● THE TASK: Determine the number of lines containing the word "機械器具", and state that figure alone.

● RECORDS SUPPLIED:
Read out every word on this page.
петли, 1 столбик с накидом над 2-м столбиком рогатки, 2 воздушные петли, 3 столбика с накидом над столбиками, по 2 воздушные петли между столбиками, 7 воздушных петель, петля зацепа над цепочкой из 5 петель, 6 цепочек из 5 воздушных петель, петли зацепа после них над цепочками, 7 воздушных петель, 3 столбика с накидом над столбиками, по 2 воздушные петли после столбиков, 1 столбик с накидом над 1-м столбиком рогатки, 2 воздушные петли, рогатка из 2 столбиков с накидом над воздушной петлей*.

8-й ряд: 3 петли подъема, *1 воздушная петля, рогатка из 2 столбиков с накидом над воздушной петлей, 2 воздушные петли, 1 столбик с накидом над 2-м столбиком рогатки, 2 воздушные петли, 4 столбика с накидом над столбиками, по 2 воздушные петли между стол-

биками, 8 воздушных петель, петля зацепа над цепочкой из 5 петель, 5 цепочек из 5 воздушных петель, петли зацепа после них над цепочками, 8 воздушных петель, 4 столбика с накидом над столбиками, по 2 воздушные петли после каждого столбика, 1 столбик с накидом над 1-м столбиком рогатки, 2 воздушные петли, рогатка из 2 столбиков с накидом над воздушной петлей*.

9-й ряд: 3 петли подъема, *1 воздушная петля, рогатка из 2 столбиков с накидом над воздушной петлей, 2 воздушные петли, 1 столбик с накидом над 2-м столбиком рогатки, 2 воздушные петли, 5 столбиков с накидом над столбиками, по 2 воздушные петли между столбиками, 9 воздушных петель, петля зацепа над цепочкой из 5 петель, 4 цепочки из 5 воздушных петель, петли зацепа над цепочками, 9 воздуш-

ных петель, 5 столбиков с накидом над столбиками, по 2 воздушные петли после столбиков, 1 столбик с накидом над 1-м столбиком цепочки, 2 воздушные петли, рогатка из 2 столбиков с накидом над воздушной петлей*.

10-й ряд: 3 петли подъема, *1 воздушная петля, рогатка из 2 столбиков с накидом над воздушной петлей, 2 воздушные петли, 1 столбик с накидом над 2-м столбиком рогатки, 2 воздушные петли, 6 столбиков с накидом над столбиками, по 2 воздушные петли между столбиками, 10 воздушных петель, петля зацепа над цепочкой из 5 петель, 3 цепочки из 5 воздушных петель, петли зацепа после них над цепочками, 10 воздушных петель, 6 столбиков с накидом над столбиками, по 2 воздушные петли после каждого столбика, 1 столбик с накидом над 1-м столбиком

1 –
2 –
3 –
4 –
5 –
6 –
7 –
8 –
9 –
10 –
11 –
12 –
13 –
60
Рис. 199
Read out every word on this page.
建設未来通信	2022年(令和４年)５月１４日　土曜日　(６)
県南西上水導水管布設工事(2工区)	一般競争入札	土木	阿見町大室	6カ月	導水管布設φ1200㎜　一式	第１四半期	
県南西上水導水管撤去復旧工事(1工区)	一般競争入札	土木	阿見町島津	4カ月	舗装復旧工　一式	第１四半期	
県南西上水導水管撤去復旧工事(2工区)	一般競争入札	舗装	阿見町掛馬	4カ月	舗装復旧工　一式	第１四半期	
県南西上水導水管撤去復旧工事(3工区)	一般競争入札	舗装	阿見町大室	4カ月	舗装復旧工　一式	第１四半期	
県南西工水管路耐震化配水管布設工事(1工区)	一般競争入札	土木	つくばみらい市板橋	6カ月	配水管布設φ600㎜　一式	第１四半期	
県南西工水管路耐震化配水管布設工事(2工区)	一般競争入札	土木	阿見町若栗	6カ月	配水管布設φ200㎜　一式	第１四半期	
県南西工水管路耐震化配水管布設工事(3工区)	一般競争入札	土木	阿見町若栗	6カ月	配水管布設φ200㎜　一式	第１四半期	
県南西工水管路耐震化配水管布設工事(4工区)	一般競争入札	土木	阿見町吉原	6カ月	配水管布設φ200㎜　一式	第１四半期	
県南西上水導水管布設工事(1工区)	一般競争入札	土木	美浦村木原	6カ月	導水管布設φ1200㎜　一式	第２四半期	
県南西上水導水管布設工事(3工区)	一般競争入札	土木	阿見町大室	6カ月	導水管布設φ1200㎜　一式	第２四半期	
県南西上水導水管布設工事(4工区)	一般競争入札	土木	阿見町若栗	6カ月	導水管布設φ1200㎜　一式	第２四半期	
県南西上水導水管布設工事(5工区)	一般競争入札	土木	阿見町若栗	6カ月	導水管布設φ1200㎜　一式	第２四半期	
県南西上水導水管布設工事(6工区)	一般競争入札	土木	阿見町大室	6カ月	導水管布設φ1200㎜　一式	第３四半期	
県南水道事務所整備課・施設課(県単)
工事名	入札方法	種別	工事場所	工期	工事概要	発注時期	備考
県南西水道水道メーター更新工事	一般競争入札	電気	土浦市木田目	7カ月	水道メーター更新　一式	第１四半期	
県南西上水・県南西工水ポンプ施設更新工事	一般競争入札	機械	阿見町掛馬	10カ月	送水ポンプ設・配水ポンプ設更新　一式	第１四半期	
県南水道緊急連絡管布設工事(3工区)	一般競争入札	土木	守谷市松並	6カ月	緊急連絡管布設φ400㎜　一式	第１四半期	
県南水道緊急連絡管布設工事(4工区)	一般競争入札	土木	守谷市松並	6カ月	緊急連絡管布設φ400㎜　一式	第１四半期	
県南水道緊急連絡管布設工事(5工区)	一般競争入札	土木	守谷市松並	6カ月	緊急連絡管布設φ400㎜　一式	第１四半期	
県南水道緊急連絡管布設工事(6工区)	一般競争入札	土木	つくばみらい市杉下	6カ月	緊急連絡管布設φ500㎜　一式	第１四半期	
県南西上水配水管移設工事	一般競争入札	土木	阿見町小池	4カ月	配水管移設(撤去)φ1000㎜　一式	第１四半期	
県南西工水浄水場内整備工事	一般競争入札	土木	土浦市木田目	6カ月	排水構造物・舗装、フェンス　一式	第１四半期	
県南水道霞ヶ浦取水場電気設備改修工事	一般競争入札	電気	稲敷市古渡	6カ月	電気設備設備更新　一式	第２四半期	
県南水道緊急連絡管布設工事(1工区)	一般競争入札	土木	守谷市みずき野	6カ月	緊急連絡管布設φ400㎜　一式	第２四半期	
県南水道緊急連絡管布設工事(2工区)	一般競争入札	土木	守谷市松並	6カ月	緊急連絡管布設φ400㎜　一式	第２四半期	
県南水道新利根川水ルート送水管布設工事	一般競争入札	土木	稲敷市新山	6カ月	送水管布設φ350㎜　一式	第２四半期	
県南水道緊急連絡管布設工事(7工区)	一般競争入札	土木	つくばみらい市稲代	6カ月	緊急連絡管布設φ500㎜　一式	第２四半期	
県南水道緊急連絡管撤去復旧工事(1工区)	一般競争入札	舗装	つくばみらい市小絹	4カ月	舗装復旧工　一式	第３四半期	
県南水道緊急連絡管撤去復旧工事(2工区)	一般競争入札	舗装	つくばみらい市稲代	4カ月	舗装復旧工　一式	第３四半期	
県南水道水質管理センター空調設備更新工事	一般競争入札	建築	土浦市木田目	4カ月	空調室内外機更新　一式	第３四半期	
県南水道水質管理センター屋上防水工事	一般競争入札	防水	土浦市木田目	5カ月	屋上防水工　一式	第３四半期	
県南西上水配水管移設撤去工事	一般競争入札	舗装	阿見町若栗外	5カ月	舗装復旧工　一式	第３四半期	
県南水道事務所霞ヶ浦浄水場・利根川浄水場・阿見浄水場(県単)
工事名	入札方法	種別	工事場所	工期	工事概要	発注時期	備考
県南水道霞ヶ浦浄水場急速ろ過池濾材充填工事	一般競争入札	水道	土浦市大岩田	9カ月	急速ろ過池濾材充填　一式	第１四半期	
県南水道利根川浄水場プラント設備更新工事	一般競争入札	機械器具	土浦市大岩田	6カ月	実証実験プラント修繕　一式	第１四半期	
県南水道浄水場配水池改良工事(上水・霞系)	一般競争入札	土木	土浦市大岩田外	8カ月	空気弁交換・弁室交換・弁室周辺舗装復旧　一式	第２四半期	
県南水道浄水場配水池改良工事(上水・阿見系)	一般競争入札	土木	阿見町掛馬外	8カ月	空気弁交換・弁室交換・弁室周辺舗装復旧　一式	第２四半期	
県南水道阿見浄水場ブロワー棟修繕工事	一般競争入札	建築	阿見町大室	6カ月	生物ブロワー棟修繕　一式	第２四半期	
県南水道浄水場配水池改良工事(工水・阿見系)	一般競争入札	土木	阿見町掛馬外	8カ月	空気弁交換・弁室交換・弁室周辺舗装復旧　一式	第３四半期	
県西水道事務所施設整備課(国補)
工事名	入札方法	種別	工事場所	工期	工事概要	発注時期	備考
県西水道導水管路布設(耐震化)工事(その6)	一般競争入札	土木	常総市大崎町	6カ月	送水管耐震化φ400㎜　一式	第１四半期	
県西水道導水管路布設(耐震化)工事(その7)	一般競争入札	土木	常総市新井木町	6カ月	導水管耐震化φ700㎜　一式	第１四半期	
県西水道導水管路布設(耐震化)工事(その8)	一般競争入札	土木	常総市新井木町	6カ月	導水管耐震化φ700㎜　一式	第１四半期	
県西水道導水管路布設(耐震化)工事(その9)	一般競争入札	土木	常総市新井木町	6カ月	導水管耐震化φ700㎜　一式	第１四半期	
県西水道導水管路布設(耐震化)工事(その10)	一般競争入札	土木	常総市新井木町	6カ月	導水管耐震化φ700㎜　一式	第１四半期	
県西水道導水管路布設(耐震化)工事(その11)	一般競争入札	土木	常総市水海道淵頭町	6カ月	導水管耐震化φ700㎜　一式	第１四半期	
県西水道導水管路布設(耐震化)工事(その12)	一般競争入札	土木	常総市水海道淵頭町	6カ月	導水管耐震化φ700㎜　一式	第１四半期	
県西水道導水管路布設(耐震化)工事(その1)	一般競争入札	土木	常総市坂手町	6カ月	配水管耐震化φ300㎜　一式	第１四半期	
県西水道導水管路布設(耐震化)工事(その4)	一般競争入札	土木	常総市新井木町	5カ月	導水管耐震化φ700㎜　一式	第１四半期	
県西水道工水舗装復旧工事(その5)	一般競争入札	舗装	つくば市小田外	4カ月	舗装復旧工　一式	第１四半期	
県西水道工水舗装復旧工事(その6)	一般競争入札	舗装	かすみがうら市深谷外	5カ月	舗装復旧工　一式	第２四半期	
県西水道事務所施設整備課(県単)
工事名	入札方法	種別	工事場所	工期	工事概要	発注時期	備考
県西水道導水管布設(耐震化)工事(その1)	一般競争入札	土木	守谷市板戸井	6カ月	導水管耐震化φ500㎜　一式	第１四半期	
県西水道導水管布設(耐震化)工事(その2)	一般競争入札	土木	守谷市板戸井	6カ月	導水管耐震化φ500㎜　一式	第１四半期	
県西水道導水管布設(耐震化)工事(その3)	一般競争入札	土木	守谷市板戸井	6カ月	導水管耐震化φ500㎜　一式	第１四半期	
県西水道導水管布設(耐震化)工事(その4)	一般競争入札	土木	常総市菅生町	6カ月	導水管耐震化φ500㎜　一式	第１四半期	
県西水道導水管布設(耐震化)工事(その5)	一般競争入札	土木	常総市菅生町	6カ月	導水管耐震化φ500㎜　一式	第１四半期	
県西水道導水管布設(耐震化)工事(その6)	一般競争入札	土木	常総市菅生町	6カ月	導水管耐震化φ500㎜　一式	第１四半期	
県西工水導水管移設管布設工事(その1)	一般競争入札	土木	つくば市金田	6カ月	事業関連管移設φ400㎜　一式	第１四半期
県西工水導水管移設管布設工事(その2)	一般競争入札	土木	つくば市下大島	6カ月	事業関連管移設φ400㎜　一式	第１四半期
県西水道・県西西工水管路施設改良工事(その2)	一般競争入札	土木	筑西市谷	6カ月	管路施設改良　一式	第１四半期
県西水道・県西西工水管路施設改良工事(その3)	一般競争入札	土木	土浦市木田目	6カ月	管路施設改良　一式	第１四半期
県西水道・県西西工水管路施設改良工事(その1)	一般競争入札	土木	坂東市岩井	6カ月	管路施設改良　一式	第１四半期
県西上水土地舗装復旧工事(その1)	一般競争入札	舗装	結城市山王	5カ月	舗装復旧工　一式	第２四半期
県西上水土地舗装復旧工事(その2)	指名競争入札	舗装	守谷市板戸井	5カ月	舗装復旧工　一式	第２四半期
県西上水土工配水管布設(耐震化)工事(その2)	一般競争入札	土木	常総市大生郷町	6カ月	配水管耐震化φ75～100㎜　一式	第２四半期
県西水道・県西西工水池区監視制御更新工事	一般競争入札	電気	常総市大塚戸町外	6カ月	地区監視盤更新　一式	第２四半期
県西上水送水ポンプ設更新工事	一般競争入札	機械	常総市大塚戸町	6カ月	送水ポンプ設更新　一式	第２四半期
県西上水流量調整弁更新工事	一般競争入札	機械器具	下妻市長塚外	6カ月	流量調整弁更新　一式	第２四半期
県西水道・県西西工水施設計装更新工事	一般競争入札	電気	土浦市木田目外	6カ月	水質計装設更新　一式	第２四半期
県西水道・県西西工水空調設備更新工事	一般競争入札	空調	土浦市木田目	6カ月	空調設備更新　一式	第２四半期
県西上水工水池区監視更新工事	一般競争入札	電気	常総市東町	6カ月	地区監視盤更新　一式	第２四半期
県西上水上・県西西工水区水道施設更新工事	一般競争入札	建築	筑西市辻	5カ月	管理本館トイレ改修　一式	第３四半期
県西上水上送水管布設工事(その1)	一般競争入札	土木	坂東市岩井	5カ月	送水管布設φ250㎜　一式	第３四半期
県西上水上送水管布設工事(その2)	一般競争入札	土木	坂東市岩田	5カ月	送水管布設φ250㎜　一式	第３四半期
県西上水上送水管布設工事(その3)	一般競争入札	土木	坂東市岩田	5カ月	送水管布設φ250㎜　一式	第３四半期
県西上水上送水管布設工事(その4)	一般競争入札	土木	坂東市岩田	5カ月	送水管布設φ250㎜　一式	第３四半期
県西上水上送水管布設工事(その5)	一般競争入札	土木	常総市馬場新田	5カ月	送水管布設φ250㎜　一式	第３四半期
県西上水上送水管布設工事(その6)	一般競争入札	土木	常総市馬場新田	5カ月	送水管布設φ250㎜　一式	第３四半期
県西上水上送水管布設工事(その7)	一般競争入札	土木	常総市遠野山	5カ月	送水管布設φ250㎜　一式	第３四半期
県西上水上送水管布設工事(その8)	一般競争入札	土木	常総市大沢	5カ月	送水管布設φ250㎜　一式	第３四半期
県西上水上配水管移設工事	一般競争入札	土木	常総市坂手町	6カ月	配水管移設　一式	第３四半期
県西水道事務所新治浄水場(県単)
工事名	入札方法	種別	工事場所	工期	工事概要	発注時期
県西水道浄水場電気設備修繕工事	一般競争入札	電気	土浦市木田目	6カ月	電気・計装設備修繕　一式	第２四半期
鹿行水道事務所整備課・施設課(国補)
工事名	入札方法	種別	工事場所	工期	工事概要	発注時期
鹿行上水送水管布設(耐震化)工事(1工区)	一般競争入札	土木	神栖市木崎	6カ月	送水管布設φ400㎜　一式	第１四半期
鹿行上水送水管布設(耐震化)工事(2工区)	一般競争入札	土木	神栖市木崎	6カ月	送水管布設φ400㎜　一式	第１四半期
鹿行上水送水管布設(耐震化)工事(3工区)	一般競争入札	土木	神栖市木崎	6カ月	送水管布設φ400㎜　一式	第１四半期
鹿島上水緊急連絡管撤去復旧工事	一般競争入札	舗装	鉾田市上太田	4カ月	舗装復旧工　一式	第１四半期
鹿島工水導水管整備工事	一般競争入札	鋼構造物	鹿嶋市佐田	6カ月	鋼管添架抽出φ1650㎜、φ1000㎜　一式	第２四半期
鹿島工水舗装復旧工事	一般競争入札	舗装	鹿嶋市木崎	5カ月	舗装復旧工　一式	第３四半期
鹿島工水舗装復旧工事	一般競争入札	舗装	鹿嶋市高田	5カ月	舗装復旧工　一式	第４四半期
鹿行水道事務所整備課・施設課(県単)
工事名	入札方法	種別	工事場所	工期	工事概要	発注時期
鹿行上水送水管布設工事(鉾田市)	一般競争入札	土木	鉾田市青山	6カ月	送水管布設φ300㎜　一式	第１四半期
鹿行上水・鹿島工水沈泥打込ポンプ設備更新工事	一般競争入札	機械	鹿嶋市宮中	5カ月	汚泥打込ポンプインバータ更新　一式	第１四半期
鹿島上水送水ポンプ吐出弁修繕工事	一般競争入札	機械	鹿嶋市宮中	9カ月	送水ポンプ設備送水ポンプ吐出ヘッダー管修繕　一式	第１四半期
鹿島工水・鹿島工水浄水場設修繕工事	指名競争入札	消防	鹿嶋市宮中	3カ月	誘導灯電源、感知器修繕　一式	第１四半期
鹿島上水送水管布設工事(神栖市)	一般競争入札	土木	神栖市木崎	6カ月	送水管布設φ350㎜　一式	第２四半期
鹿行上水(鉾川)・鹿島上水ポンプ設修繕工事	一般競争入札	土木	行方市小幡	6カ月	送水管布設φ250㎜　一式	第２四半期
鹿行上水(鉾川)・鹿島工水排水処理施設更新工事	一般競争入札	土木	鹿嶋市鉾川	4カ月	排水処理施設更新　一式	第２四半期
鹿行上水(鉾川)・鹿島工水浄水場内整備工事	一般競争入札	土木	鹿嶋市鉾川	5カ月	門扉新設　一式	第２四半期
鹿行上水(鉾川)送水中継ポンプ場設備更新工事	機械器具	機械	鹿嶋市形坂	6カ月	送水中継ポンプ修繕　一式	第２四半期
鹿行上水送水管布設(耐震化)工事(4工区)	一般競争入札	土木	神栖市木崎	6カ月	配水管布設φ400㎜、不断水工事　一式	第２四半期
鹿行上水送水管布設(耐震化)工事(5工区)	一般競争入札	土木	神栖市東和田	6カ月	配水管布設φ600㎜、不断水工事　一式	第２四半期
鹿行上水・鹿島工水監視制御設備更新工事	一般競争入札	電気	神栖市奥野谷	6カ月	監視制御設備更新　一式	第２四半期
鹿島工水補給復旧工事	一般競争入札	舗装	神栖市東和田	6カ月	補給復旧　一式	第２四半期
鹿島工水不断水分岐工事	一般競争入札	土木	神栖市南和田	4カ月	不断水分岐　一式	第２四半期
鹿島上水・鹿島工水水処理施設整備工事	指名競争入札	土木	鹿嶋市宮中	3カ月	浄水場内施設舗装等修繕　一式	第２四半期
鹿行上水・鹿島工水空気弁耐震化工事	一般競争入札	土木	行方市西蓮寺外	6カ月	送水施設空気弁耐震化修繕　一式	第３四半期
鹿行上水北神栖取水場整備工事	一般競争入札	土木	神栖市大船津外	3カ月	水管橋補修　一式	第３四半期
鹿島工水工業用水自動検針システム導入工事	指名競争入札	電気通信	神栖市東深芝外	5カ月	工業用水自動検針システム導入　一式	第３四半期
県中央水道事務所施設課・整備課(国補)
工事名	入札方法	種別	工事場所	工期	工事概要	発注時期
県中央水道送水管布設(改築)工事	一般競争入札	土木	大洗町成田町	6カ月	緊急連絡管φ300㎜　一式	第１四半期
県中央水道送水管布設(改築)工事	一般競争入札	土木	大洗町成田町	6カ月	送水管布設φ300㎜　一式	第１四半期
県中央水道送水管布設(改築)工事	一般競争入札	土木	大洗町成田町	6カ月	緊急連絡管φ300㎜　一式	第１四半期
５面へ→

● TASK SOLUTION: 3